> _GOAL OF THE EXERCISE_
Drop the pictures from the entries below, then reproduce the rest exactly.

> _TASK INPUT_
——

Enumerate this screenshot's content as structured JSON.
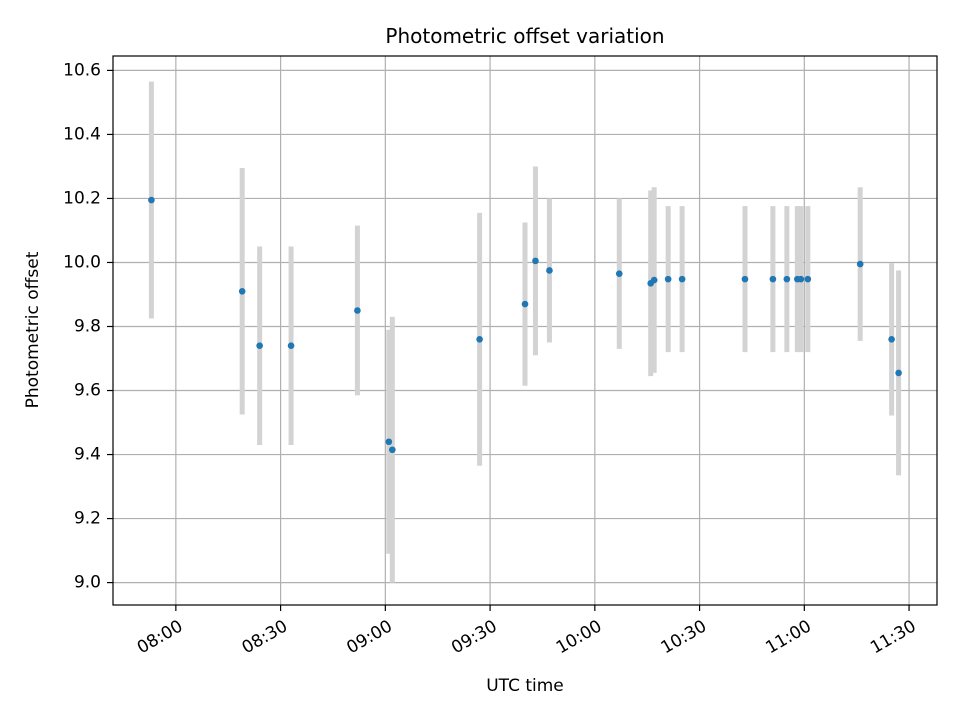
{
  "chart_data": {
    "type": "scatter",
    "title": "Photometric offset variation",
    "xlabel": "UTC time",
    "ylabel": "Photometric offset",
    "x_axis_type": "time",
    "xlim": [
      "07:42",
      "11:38"
    ],
    "ylim": [
      8.93,
      10.645
    ],
    "grid": true,
    "x_ticks": [
      "08:00",
      "08:30",
      "09:00",
      "09:30",
      "10:00",
      "10:30",
      "11:00",
      "11:30"
    ],
    "y_ticks": [
      9.0,
      9.2,
      9.4,
      9.6,
      9.8,
      10.0,
      10.2,
      10.4,
      10.6
    ],
    "y_tick_labels": [
      "9.0",
      "9.2",
      "9.4",
      "9.6",
      "9.8",
      "10.0",
      "10.2",
      "10.4",
      "10.6"
    ],
    "colors": {
      "point": "#1f77b4",
      "errorbar": "#d3d3d3",
      "grid": "#b0b0b0"
    },
    "points": [
      {
        "x": "07:53",
        "y": 10.195,
        "err": 0.37
      },
      {
        "x": "08:19",
        "y": 9.91,
        "err": 0.385
      },
      {
        "x": "08:24",
        "y": 9.74,
        "err": 0.31
      },
      {
        "x": "08:33",
        "y": 9.74,
        "err": 0.31
      },
      {
        "x": "08:52",
        "y": 9.85,
        "err": 0.265
      },
      {
        "x": "09:01",
        "y": 9.44,
        "err": 0.35
      },
      {
        "x": "09:02",
        "y": 9.415,
        "err": 0.415
      },
      {
        "x": "09:27",
        "y": 9.76,
        "err": 0.395
      },
      {
        "x": "09:40",
        "y": 9.87,
        "err": 0.255
      },
      {
        "x": "09:43",
        "y": 10.005,
        "err": 0.295
      },
      {
        "x": "09:47",
        "y": 9.975,
        "err": 0.225
      },
      {
        "x": "10:07",
        "y": 9.965,
        "err": 0.235
      },
      {
        "x": "10:16",
        "y": 9.935,
        "err": 0.29
      },
      {
        "x": "10:17",
        "y": 9.945,
        "err": 0.29
      },
      {
        "x": "10:21",
        "y": 9.948,
        "err": 0.228
      },
      {
        "x": "10:25",
        "y": 9.948,
        "err": 0.228
      },
      {
        "x": "10:43",
        "y": 9.948,
        "err": 0.228
      },
      {
        "x": "10:51",
        "y": 9.948,
        "err": 0.228
      },
      {
        "x": "10:55",
        "y": 9.948,
        "err": 0.228
      },
      {
        "x": "10:58",
        "y": 9.948,
        "err": 0.228
      },
      {
        "x": "10:59",
        "y": 9.948,
        "err": 0.228
      },
      {
        "x": "11:01",
        "y": 9.948,
        "err": 0.228
      },
      {
        "x": "11:16",
        "y": 9.995,
        "err": 0.24
      },
      {
        "x": "11:25",
        "y": 9.76,
        "err": 0.238
      },
      {
        "x": "11:27",
        "y": 9.655,
        "err": 0.32
      }
    ]
  }
}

——

> _RESPONSE FOR THIS EXERCISE_
Enumerate this screenshot's content as structured JSON.
{
  "chart_data": {
    "type": "scatter",
    "title": "Photometric offset variation",
    "xlabel": "UTC time",
    "ylabel": "Photometric offset",
    "x_axis_type": "time",
    "xlim": [
      "07:42",
      "11:38"
    ],
    "ylim": [
      8.93,
      10.645
    ],
    "grid": true,
    "x_ticks": [
      "08:00",
      "08:30",
      "09:00",
      "09:30",
      "10:00",
      "10:30",
      "11:00",
      "11:30"
    ],
    "y_ticks": [
      9.0,
      9.2,
      9.4,
      9.6,
      9.8,
      10.0,
      10.2,
      10.4,
      10.6
    ],
    "y_tick_labels": [
      "9.0",
      "9.2",
      "9.4",
      "9.6",
      "9.8",
      "10.0",
      "10.2",
      "10.4",
      "10.6"
    ],
    "colors": {
      "point": "#1f77b4",
      "errorbar": "#d3d3d3",
      "grid": "#b0b0b0"
    },
    "points": [
      {
        "x": "07:53",
        "y": 10.195,
        "err": 0.37
      },
      {
        "x": "08:19",
        "y": 9.91,
        "err": 0.385
      },
      {
        "x": "08:24",
        "y": 9.74,
        "err": 0.31
      },
      {
        "x": "08:33",
        "y": 9.74,
        "err": 0.31
      },
      {
        "x": "08:52",
        "y": 9.85,
        "err": 0.265
      },
      {
        "x": "09:01",
        "y": 9.44,
        "err": 0.35
      },
      {
        "x": "09:02",
        "y": 9.415,
        "err": 0.415
      },
      {
        "x": "09:27",
        "y": 9.76,
        "err": 0.395
      },
      {
        "x": "09:40",
        "y": 9.87,
        "err": 0.255
      },
      {
        "x": "09:43",
        "y": 10.005,
        "err": 0.295
      },
      {
        "x": "09:47",
        "y": 9.975,
        "err": 0.225
      },
      {
        "x": "10:07",
        "y": 9.965,
        "err": 0.235
      },
      {
        "x": "10:16",
        "y": 9.935,
        "err": 0.29
      },
      {
        "x": "10:17",
        "y": 9.945,
        "err": 0.29
      },
      {
        "x": "10:21",
        "y": 9.948,
        "err": 0.228
      },
      {
        "x": "10:25",
        "y": 9.948,
        "err": 0.228
      },
      {
        "x": "10:43",
        "y": 9.948,
        "err": 0.228
      },
      {
        "x": "10:51",
        "y": 9.948,
        "err": 0.228
      },
      {
        "x": "10:55",
        "y": 9.948,
        "err": 0.228
      },
      {
        "x": "10:58",
        "y": 9.948,
        "err": 0.228
      },
      {
        "x": "10:59",
        "y": 9.948,
        "err": 0.228
      },
      {
        "x": "11:01",
        "y": 9.948,
        "err": 0.228
      },
      {
        "x": "11:16",
        "y": 9.995,
        "err": 0.24
      },
      {
        "x": "11:25",
        "y": 9.76,
        "err": 0.238
      },
      {
        "x": "11:27",
        "y": 9.655,
        "err": 0.32
      }
    ]
  }
}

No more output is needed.